◆ Given task ◆
A line counts if it contains the string "support"; say how many such lines there are, giving only the number.

##############################

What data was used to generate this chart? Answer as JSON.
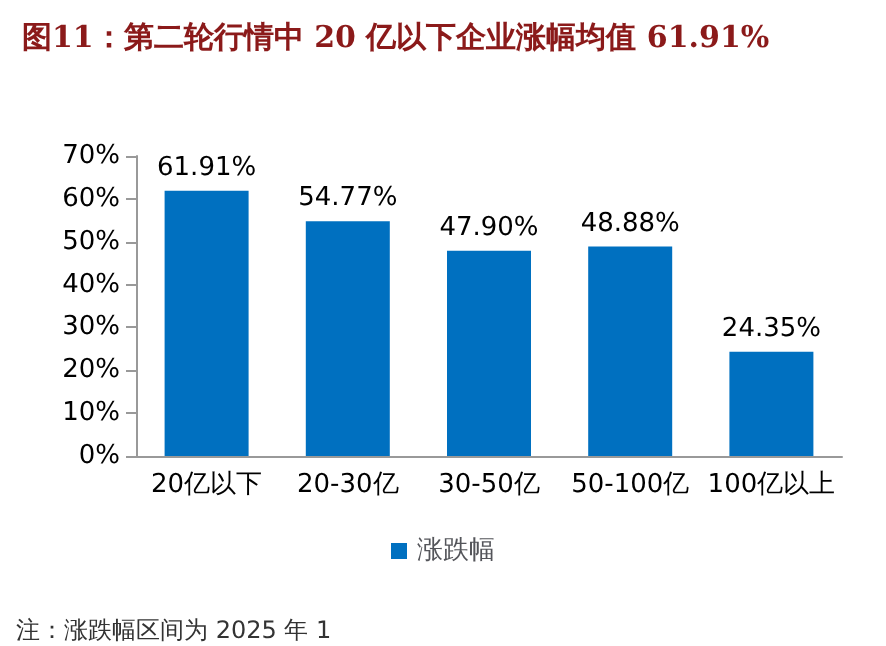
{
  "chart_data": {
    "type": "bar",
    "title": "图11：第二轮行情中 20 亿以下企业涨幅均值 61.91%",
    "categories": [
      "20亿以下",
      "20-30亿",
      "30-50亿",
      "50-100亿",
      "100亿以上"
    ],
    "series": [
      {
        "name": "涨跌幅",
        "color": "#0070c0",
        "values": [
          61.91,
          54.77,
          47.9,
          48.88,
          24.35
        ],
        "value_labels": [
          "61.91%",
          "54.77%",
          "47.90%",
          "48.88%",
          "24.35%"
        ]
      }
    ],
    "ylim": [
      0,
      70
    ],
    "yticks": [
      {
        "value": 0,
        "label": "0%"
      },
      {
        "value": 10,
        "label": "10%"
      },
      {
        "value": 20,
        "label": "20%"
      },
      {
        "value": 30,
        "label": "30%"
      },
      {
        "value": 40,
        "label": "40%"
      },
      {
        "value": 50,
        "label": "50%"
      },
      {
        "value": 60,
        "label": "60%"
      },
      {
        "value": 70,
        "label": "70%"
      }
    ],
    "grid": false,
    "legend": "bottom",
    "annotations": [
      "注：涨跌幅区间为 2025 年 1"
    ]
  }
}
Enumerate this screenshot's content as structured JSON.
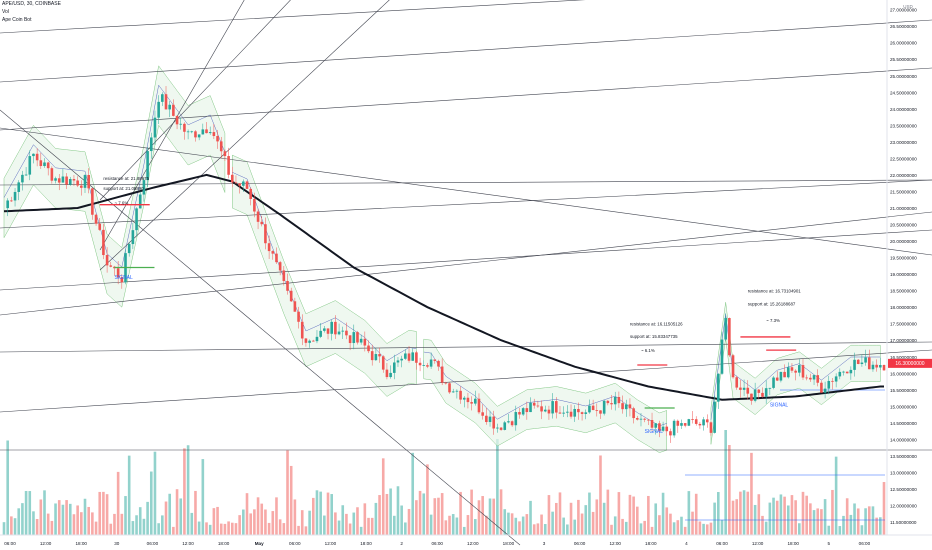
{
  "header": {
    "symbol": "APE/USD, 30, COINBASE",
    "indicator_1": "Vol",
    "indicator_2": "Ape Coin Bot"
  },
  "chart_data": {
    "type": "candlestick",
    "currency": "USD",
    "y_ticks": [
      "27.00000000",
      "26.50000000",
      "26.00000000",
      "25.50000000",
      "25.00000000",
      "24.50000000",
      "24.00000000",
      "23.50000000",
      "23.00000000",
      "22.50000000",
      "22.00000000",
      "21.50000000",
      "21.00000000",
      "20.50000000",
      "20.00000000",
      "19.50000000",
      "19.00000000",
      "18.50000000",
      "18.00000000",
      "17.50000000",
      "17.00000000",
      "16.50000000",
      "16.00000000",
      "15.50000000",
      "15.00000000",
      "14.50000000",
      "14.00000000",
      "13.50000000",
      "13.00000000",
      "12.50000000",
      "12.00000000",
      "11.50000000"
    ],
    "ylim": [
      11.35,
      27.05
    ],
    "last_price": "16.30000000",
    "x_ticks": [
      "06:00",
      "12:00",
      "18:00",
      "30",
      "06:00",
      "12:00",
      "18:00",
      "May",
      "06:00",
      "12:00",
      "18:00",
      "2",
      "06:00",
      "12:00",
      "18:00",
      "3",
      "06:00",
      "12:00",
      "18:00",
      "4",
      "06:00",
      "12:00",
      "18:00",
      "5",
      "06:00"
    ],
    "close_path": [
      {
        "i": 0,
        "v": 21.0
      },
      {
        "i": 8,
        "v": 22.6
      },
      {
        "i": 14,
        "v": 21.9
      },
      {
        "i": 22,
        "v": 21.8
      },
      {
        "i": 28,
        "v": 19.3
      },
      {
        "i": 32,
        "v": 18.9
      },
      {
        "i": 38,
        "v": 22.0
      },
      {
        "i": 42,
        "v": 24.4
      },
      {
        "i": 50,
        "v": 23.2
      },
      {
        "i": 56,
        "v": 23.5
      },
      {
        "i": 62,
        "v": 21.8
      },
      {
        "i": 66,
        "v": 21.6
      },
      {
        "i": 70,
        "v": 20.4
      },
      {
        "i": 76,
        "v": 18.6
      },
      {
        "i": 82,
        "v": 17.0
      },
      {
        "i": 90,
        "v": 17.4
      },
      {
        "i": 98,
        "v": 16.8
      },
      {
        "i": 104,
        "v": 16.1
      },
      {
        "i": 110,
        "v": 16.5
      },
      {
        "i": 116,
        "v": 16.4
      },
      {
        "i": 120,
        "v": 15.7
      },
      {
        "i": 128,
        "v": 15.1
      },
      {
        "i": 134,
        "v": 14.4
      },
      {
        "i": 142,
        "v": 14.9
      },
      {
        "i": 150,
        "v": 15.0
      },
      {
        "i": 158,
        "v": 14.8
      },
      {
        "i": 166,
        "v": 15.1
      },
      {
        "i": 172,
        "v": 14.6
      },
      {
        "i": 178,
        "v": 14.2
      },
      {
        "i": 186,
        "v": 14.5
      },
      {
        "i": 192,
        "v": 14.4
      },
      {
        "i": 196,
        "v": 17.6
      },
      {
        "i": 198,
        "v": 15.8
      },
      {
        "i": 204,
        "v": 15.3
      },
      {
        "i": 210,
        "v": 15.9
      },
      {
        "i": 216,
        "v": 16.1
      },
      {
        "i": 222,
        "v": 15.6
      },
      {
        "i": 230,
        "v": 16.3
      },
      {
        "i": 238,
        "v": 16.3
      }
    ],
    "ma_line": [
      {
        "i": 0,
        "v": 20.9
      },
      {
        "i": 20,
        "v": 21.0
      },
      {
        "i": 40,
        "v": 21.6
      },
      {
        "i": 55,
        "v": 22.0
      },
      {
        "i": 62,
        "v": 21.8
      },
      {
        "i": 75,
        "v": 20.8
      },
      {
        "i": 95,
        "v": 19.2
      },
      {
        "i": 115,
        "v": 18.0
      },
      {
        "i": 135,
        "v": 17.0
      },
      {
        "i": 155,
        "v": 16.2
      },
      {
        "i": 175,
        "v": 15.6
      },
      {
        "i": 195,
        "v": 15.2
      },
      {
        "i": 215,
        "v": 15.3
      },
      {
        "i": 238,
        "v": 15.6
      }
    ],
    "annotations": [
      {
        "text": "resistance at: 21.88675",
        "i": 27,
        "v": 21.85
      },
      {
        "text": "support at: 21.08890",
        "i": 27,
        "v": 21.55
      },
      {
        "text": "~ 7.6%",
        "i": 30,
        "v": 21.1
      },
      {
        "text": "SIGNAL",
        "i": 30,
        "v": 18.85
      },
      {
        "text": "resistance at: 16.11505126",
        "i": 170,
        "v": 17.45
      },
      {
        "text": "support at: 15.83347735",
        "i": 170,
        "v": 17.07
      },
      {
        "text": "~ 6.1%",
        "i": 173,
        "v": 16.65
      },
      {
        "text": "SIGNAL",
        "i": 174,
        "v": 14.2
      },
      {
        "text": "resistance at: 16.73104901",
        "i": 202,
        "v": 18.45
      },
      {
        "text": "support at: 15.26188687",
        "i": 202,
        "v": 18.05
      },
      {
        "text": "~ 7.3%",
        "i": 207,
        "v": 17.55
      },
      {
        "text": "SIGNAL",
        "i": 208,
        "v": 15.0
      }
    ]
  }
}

##############################

◆ Answer for this exercise ◆
3